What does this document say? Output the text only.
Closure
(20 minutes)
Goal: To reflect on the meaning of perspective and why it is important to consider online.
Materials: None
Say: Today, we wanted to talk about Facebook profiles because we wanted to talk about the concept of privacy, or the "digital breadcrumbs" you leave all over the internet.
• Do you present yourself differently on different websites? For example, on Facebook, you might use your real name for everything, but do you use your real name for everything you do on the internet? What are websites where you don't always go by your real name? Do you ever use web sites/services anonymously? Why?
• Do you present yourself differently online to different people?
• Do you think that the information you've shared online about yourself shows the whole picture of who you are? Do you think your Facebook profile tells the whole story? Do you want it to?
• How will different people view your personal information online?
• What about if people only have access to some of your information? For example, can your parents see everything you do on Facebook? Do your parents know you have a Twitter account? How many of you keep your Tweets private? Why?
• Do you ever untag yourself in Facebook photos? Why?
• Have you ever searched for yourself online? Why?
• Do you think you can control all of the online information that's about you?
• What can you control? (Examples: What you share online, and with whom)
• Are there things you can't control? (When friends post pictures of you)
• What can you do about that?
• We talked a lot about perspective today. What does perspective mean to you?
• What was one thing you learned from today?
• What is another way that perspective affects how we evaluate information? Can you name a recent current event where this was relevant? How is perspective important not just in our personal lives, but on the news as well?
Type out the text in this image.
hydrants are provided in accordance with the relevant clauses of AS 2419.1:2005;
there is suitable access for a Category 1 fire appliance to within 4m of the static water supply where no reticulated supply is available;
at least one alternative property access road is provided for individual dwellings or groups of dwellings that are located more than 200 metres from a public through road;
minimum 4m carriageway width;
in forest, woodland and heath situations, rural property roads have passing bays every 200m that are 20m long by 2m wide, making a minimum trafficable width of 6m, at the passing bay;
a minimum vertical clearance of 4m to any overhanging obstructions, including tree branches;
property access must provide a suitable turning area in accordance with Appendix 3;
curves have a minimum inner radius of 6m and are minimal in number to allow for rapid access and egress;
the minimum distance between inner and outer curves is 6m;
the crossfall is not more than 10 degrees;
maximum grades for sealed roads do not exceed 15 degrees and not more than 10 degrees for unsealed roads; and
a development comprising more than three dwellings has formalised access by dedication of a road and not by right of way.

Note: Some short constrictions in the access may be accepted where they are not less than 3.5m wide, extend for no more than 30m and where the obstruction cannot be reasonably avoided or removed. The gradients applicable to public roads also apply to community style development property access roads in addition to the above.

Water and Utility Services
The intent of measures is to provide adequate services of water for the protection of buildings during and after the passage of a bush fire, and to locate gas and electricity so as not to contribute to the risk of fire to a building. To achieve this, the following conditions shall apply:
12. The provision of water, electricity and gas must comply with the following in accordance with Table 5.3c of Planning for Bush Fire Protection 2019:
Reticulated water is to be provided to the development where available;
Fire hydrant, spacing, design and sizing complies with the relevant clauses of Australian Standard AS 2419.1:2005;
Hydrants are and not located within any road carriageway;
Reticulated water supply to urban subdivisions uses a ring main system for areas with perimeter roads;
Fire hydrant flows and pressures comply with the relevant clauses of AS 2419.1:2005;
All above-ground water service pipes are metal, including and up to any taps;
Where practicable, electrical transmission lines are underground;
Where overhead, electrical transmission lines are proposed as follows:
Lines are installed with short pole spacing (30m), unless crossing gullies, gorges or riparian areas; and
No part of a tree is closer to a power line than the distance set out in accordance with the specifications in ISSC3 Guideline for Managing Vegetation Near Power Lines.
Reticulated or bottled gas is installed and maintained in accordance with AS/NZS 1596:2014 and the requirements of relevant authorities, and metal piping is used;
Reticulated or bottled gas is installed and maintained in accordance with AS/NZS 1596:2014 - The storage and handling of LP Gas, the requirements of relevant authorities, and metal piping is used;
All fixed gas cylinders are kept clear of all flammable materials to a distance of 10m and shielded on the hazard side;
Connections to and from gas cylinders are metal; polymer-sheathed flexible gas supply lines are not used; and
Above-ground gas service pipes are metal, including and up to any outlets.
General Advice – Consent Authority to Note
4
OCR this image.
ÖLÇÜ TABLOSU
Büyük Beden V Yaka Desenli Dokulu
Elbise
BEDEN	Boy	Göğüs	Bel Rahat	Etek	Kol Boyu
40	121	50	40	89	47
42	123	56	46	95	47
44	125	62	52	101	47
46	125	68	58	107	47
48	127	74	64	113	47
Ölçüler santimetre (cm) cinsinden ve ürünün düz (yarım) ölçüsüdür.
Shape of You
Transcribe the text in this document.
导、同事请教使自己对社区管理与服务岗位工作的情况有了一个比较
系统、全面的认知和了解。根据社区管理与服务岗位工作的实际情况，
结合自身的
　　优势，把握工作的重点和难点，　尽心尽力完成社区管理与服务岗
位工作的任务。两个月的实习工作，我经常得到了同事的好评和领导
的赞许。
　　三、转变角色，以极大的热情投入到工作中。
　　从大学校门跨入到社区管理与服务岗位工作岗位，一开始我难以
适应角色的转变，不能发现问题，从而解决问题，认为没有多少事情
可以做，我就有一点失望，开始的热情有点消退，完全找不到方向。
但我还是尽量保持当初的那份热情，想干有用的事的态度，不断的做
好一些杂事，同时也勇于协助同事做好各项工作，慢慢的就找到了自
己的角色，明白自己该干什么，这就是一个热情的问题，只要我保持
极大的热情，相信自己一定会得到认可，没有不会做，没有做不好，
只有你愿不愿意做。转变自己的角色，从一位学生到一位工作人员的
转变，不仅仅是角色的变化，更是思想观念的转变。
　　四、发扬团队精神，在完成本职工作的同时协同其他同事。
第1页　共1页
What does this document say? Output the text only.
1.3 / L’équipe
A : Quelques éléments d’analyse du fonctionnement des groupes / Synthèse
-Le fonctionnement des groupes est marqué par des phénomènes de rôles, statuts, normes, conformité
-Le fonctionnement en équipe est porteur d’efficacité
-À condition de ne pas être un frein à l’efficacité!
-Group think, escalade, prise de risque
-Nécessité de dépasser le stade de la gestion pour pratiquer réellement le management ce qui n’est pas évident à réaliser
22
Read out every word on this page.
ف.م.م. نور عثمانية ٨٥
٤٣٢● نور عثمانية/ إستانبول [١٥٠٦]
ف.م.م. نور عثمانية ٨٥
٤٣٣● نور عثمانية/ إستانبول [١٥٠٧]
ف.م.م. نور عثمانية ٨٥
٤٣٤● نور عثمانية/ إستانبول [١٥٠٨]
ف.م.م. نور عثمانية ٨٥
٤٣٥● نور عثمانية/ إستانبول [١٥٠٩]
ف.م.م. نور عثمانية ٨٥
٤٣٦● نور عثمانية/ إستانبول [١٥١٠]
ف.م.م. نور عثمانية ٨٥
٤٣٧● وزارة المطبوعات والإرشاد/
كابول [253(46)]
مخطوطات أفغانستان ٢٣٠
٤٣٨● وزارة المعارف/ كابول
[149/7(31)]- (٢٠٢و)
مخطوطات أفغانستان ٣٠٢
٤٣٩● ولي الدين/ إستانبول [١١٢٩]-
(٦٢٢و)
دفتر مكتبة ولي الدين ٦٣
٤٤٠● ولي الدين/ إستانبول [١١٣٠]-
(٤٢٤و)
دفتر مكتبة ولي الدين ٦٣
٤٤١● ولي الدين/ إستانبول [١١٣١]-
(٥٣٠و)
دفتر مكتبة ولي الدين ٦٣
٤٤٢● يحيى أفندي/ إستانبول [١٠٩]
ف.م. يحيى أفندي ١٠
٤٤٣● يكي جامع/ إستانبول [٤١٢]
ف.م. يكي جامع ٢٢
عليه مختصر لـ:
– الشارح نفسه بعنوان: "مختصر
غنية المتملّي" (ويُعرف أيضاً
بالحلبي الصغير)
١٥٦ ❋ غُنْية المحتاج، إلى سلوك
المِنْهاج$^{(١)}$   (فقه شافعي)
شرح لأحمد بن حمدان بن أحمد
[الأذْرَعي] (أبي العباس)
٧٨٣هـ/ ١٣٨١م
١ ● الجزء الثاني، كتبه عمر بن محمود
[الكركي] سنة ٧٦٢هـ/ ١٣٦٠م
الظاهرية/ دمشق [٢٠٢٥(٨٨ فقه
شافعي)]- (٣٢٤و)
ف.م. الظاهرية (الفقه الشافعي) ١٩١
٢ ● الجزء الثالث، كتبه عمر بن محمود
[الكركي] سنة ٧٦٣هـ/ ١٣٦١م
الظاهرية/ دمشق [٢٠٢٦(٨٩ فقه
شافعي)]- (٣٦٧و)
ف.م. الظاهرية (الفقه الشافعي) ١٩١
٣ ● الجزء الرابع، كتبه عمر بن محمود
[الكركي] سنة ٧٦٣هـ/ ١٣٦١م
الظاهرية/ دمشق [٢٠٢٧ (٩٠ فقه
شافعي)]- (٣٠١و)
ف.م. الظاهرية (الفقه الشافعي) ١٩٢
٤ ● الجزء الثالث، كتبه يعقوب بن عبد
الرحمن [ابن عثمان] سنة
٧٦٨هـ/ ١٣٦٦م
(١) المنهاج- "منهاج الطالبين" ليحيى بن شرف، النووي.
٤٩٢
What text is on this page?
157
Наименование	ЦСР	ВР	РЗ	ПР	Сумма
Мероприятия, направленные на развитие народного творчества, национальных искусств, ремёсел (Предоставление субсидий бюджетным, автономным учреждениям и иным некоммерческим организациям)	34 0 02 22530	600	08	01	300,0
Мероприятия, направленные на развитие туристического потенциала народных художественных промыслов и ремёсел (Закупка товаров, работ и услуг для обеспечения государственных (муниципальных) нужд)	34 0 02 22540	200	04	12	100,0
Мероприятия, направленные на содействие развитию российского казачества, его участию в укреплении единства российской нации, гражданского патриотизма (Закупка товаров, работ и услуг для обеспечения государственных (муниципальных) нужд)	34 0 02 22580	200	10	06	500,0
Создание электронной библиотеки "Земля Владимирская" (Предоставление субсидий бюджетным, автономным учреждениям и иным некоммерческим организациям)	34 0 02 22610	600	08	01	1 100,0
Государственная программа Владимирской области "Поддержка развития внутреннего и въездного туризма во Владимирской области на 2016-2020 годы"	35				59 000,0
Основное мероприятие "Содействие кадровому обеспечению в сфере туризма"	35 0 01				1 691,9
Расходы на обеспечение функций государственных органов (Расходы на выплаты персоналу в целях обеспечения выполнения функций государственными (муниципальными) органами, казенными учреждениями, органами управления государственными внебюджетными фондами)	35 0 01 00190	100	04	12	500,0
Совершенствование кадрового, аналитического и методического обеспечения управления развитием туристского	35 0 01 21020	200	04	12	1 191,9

* **Requirement**
Extract all lines containing the word "управления".

* **Solution to the exercise**
Расходы на обеспечение функций государственных органов (Расходы на выплаты персоналу в целях обеспечения выполнения функций государственными (муниципальными) органами, казенными учреждениями, органами управления государственными внебюджетными фондами)	35 0 01 00190	100	04	12	500,0
Совершенствование кадрового, аналитического и методического обеспечения управления развитием туристского	35 0 01 21020	200	04	12	1 191,9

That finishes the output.